■ Records to use
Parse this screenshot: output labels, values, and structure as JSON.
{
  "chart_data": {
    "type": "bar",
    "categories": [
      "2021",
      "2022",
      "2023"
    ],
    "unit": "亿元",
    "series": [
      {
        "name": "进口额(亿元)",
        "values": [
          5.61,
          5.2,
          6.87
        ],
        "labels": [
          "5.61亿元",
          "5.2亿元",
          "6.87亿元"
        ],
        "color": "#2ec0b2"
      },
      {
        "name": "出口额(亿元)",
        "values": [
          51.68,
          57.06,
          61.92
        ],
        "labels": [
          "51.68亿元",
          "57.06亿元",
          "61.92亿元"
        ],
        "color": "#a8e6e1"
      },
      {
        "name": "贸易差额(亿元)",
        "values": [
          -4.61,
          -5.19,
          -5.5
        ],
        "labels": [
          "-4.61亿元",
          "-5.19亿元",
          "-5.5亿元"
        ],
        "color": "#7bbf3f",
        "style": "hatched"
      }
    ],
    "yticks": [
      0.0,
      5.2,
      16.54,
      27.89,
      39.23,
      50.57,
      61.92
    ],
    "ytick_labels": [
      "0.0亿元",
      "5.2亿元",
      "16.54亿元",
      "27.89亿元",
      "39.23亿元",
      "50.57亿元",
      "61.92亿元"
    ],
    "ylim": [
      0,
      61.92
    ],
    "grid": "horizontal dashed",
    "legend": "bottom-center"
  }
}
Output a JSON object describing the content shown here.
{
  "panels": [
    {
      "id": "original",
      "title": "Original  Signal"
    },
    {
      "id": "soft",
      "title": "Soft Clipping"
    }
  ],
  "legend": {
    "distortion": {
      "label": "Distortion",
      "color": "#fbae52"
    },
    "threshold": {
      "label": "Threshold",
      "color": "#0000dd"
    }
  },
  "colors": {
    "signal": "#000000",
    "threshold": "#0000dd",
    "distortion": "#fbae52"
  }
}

■ What you are asked to do
Quote the line that contains "Output a JSON" and each line after it through the end of the data, exactly, leaving out everything else.

■ Written reply
Output a JSON object describing the content shown here.
{
  "panels": [
    {
      "id": "original",
      "title": "Original  Signal"
    },
    {
      "id": "soft",
      "title": "Soft Clipping"
    }
  ],
  "legend": {
    "distortion": {
      "label": "Distortion",
      "color": "#fbae52"
    },
    "threshold": {
      "label": "Threshold",
      "color": "#0000dd"
    }
  },
  "colors": {
    "signal": "#000000",
    "threshold": "#0000dd",
    "distortion": "#fbae52"
  }
}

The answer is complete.